## BEGIN
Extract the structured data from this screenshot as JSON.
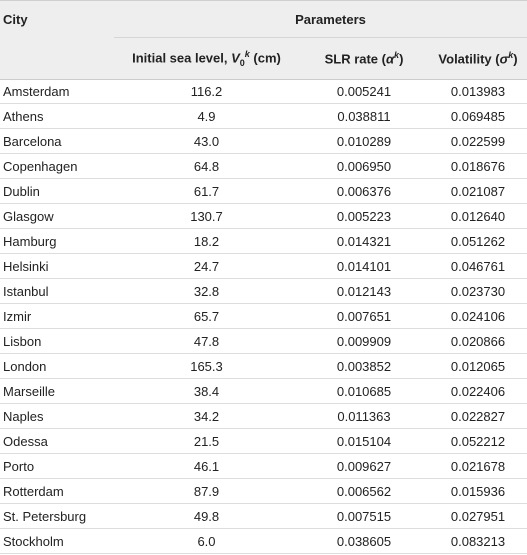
{
  "header": {
    "city_label": "City",
    "parameters_label": "Parameters",
    "col1": {
      "prefix": "Initial sea level, ",
      "symbol": "V",
      "sub": "0",
      "sup": "k",
      "suffix": " (cm)"
    },
    "col2": {
      "prefix": "SLR rate (",
      "symbol": "α",
      "sup": "k",
      "suffix": ")"
    },
    "col3": {
      "prefix": "Volatility (",
      "symbol": "σ",
      "sup": "k",
      "suffix": ")"
    }
  },
  "rows": [
    {
      "city": "Amsterdam",
      "v1": "116.2",
      "v2": "0.005241",
      "v3": "0.013983"
    },
    {
      "city": "Athens",
      "v1": "4.9",
      "v2": "0.038811",
      "v3": "0.069485"
    },
    {
      "city": "Barcelona",
      "v1": "43.0",
      "v2": "0.010289",
      "v3": "0.022599"
    },
    {
      "city": "Copenhagen",
      "v1": "64.8",
      "v2": "0.006950",
      "v3": "0.018676"
    },
    {
      "city": "Dublin",
      "v1": "61.7",
      "v2": "0.006376",
      "v3": "0.021087"
    },
    {
      "city": "Glasgow",
      "v1": "130.7",
      "v2": "0.005223",
      "v3": "0.012640"
    },
    {
      "city": "Hamburg",
      "v1": "18.2",
      "v2": "0.014321",
      "v3": "0.051262"
    },
    {
      "city": "Helsinki",
      "v1": "24.7",
      "v2": "0.014101",
      "v3": "0.046761"
    },
    {
      "city": "Istanbul",
      "v1": "32.8",
      "v2": "0.012143",
      "v3": "0.023730"
    },
    {
      "city": "Izmir",
      "v1": "65.7",
      "v2": "0.007651",
      "v3": "0.024106"
    },
    {
      "city": "Lisbon",
      "v1": "47.8",
      "v2": "0.009909",
      "v3": "0.020866"
    },
    {
      "city": "London",
      "v1": "165.3",
      "v2": "0.003852",
      "v3": "0.012065"
    },
    {
      "city": "Marseille",
      "v1": "38.4",
      "v2": "0.010685",
      "v3": "0.022406"
    },
    {
      "city": "Naples",
      "v1": "34.2",
      "v2": "0.011363",
      "v3": "0.022827"
    },
    {
      "city": "Odessa",
      "v1": "21.5",
      "v2": "0.015104",
      "v3": "0.052212"
    },
    {
      "city": "Porto",
      "v1": "46.1",
      "v2": "0.009627",
      "v3": "0.021678"
    },
    {
      "city": "Rotterdam",
      "v1": "87.9",
      "v2": "0.006562",
      "v3": "0.015936"
    },
    {
      "city": "St. Petersburg",
      "v1": "49.8",
      "v2": "0.007515",
      "v3": "0.027951"
    },
    {
      "city": "Stockholm",
      "v1": "6.0",
      "v2": "0.038605",
      "v3": "0.083213"
    }
  ]
}
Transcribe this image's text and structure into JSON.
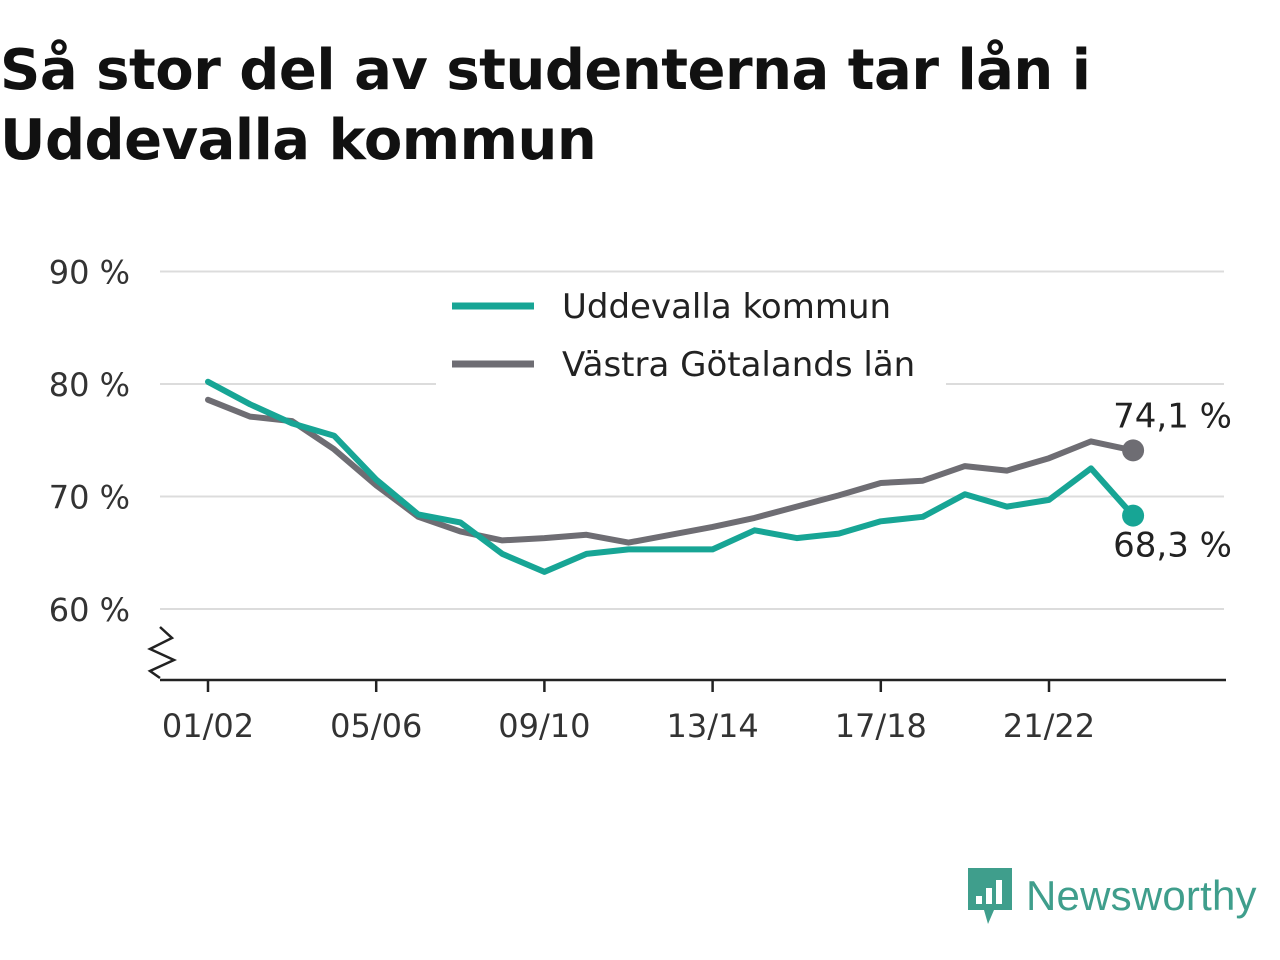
{
  "title": "Så stor del av studenterna tar lån i Uddevalla kommun",
  "brand": {
    "name": "Newsworthy",
    "icon": "newsworthy-logo-icon",
    "color": "#3f9e8c"
  },
  "chart_data": {
    "type": "line",
    "title": "Så stor del av studenterna tar lån i Uddevalla kommun",
    "xlabel": "",
    "ylabel": "",
    "x_tick_labels": [
      "01/02",
      "05/06",
      "09/10",
      "13/14",
      "17/18",
      "21/22"
    ],
    "y_tick_labels": [
      "60 %",
      "70 %",
      "80 %",
      "90 %"
    ],
    "y_ticks": [
      60,
      70,
      80,
      90
    ],
    "ylim": [
      54,
      90
    ],
    "y_axis_break": true,
    "grid": true,
    "legend": "top-center",
    "x": [
      "01/02",
      "02/03",
      "03/04",
      "04/05",
      "05/06",
      "06/07",
      "07/08",
      "08/09",
      "09/10",
      "10/11",
      "11/12",
      "12/13",
      "13/14",
      "14/15",
      "15/16",
      "16/17",
      "17/18",
      "18/19",
      "19/20",
      "20/21",
      "21/22",
      "22/23",
      "23/24"
    ],
    "series": [
      {
        "name": "Uddevalla kommun",
        "color": "#17a595",
        "values": [
          80.2,
          78.2,
          76.5,
          75.4,
          71.5,
          68.4,
          67.7,
          64.9,
          63.3,
          64.9,
          65.3,
          65.3,
          65.3,
          67.0,
          66.3,
          66.7,
          67.8,
          68.2,
          70.2,
          69.1,
          69.7,
          72.5,
          68.3
        ],
        "end_label": "68,3 %"
      },
      {
        "name": "Västra Götalands län",
        "color": "#6e6d73",
        "values": [
          78.6,
          77.1,
          76.7,
          74.2,
          71.0,
          68.2,
          66.9,
          66.1,
          66.3,
          66.6,
          65.9,
          66.6,
          67.3,
          68.1,
          69.1,
          70.1,
          71.2,
          71.4,
          72.7,
          72.3,
          73.4,
          74.9,
          74.1
        ],
        "end_label": "74,1 %"
      }
    ]
  }
}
## END
- PROMPT
Pictures are excluded; copy all other data exactly as shown.

- TASK RESULT
Extract the structured data from this screenshot as JSON.
{
  "header": {
    "city_label": "City",
    "parameters_label": "Parameters",
    "col1": {
      "prefix": "Initial sea level, ",
      "symbol": "V",
      "sub": "0",
      "sup": "k",
      "suffix": " (cm)"
    },
    "col2": {
      "prefix": "SLR rate (",
      "symbol": "α",
      "sup": "k",
      "suffix": ")"
    },
    "col3": {
      "prefix": "Volatility (",
      "symbol": "σ",
      "sup": "k",
      "suffix": ")"
    }
  },
  "rows": [
    {
      "city": "Amsterdam",
      "v1": "116.2",
      "v2": "0.005241",
      "v3": "0.013983"
    },
    {
      "city": "Athens",
      "v1": "4.9",
      "v2": "0.038811",
      "v3": "0.069485"
    },
    {
      "city": "Barcelona",
      "v1": "43.0",
      "v2": "0.010289",
      "v3": "0.022599"
    },
    {
      "city": "Copenhagen",
      "v1": "64.8",
      "v2": "0.006950",
      "v3": "0.018676"
    },
    {
      "city": "Dublin",
      "v1": "61.7",
      "v2": "0.006376",
      "v3": "0.021087"
    },
    {
      "city": "Glasgow",
      "v1": "130.7",
      "v2": "0.005223",
      "v3": "0.012640"
    },
    {
      "city": "Hamburg",
      "v1": "18.2",
      "v2": "0.014321",
      "v3": "0.051262"
    },
    {
      "city": "Helsinki",
      "v1": "24.7",
      "v2": "0.014101",
      "v3": "0.046761"
    },
    {
      "city": "Istanbul",
      "v1": "32.8",
      "v2": "0.012143",
      "v3": "0.023730"
    },
    {
      "city": "Izmir",
      "v1": "65.7",
      "v2": "0.007651",
      "v3": "0.024106"
    },
    {
      "city": "Lisbon",
      "v1": "47.8",
      "v2": "0.009909",
      "v3": "0.020866"
    },
    {
      "city": "London",
      "v1": "165.3",
      "v2": "0.003852",
      "v3": "0.012065"
    },
    {
      "city": "Marseille",
      "v1": "38.4",
      "v2": "0.010685",
      "v3": "0.022406"
    },
    {
      "city": "Naples",
      "v1": "34.2",
      "v2": "0.011363",
      "v3": "0.022827"
    },
    {
      "city": "Odessa",
      "v1": "21.5",
      "v2": "0.015104",
      "v3": "0.052212"
    },
    {
      "city": "Porto",
      "v1": "46.1",
      "v2": "0.009627",
      "v3": "0.021678"
    },
    {
      "city": "Rotterdam",
      "v1": "87.9",
      "v2": "0.006562",
      "v3": "0.015936"
    },
    {
      "city": "St. Petersburg",
      "v1": "49.8",
      "v2": "0.007515",
      "v3": "0.027951"
    },
    {
      "city": "Stockholm",
      "v1": "6.0",
      "v2": "0.038605",
      "v3": "0.083213"
    }
  ]
}
Transcribe this image's text and structure into JSON.
{
  "title": "Så stor del av studenterna tar lån i Uddevalla kommun",
  "brand": {
    "name": "Newsworthy",
    "icon": "newsworthy-logo-icon",
    "color": "#3f9e8c"
  },
  "chart_data": {
    "type": "line",
    "title": "Så stor del av studenterna tar lån i Uddevalla kommun",
    "xlabel": "",
    "ylabel": "",
    "x_tick_labels": [
      "01/02",
      "05/06",
      "09/10",
      "13/14",
      "17/18",
      "21/22"
    ],
    "y_tick_labels": [
      "60 %",
      "70 %",
      "80 %",
      "90 %"
    ],
    "y_ticks": [
      60,
      70,
      80,
      90
    ],
    "ylim": [
      54,
      90
    ],
    "y_axis_break": true,
    "grid": true,
    "legend": "top-center",
    "x": [
      "01/02",
      "02/03",
      "03/04",
      "04/05",
      "05/06",
      "06/07",
      "07/08",
      "08/09",
      "09/10",
      "10/11",
      "11/12",
      "12/13",
      "13/14",
      "14/15",
      "15/16",
      "16/17",
      "17/18",
      "18/19",
      "19/20",
      "20/21",
      "21/22",
      "22/23",
      "23/24"
    ],
    "series": [
      {
        "name": "Uddevalla kommun",
        "color": "#17a595",
        "values": [
          80.2,
          78.2,
          76.5,
          75.4,
          71.5,
          68.4,
          67.7,
          64.9,
          63.3,
          64.9,
          65.3,
          65.3,
          65.3,
          67.0,
          66.3,
          66.7,
          67.8,
          68.2,
          70.2,
          69.1,
          69.7,
          72.5,
          68.3
        ],
        "end_label": "68,3 %"
      },
      {
        "name": "Västra Götalands län",
        "color": "#6e6d73",
        "values": [
          78.6,
          77.1,
          76.7,
          74.2,
          71.0,
          68.2,
          66.9,
          66.1,
          66.3,
          66.6,
          65.9,
          66.6,
          67.3,
          68.1,
          69.1,
          70.1,
          71.2,
          71.4,
          72.7,
          72.3,
          73.4,
          74.9,
          74.1
        ],
        "end_label": "74,1 %"
      }
    ]
  }
}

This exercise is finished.